** Input material **
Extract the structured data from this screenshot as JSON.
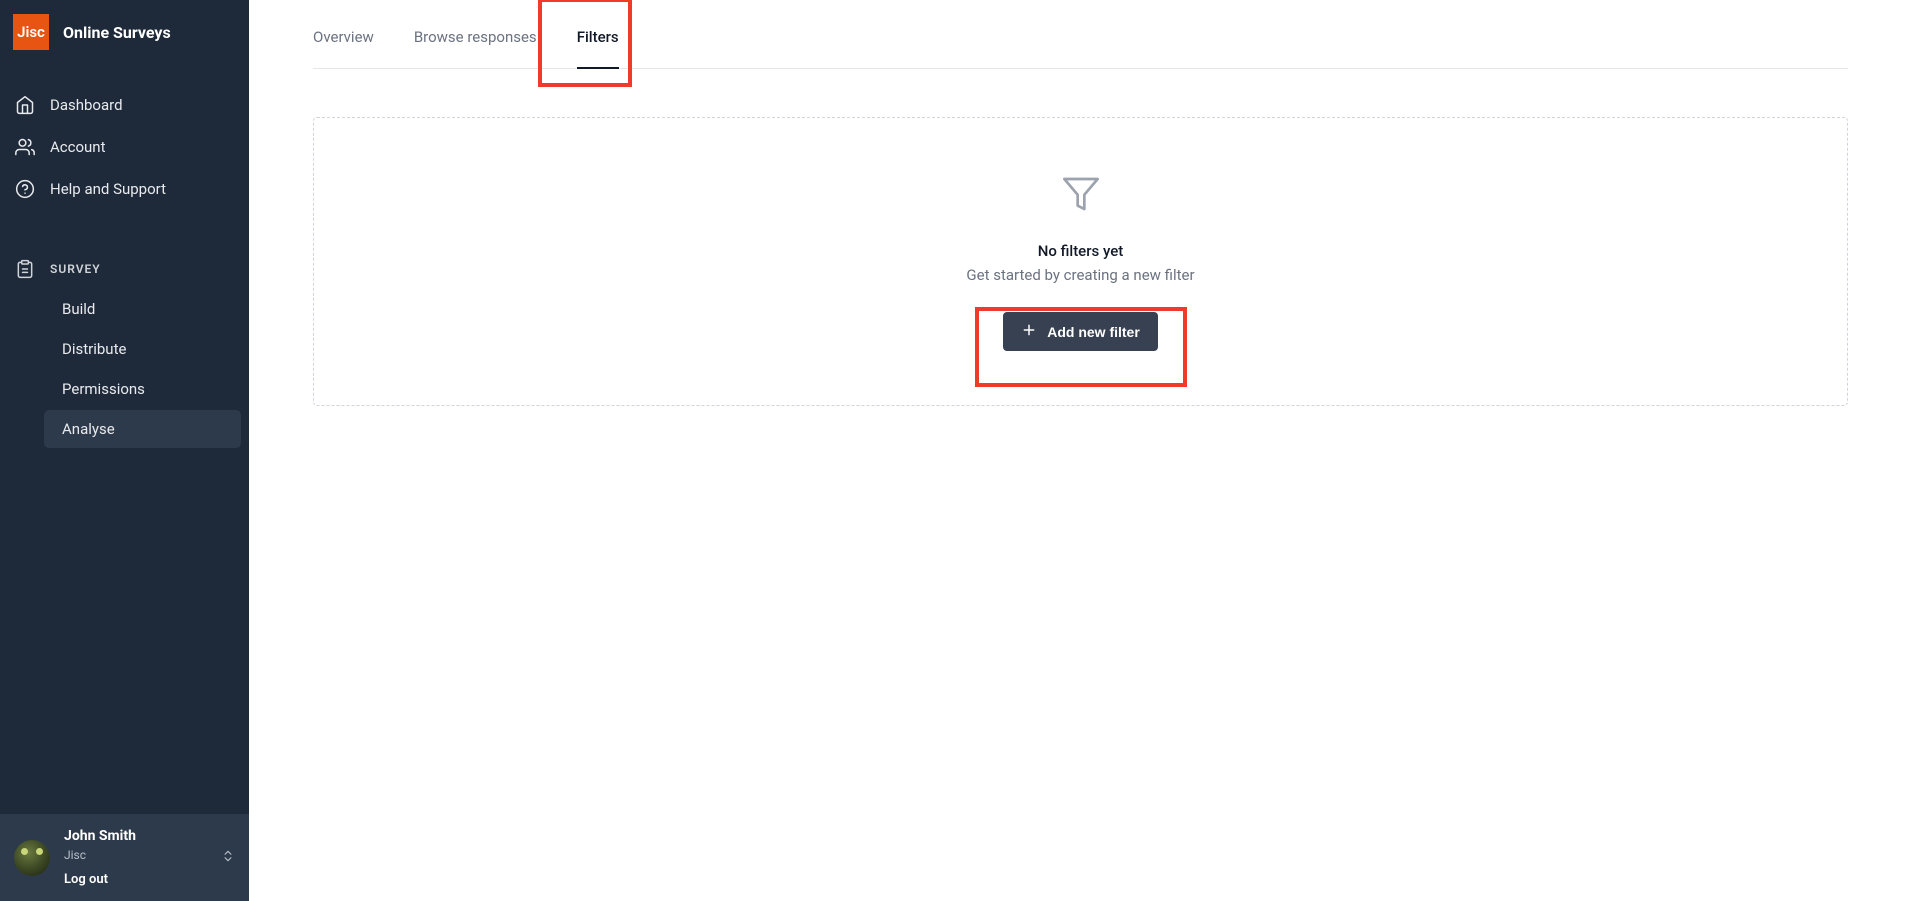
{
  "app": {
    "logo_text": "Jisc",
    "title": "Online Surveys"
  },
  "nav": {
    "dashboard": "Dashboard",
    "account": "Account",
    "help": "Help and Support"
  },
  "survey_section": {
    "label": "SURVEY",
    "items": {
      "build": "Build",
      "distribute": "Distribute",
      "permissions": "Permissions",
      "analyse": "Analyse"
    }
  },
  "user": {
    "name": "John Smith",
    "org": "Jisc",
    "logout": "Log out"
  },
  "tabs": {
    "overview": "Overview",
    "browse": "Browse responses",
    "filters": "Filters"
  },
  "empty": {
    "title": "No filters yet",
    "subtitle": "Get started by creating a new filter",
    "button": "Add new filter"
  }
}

** Exercise **
Copy the records above exactly. The pictures are not part of the copy.

** The response **
Extract the structured data from this screenshot as JSON.
{
  "app": {
    "logo_text": "Jisc",
    "title": "Online Surveys"
  },
  "nav": {
    "dashboard": "Dashboard",
    "account": "Account",
    "help": "Help and Support"
  },
  "survey_section": {
    "label": "SURVEY",
    "items": {
      "build": "Build",
      "distribute": "Distribute",
      "permissions": "Permissions",
      "analyse": "Analyse"
    }
  },
  "user": {
    "name": "John Smith",
    "org": "Jisc",
    "logout": "Log out"
  },
  "tabs": {
    "overview": "Overview",
    "browse": "Browse responses",
    "filters": "Filters"
  },
  "empty": {
    "title": "No filters yet",
    "subtitle": "Get started by creating a new filter",
    "button": "Add new filter"
  }
}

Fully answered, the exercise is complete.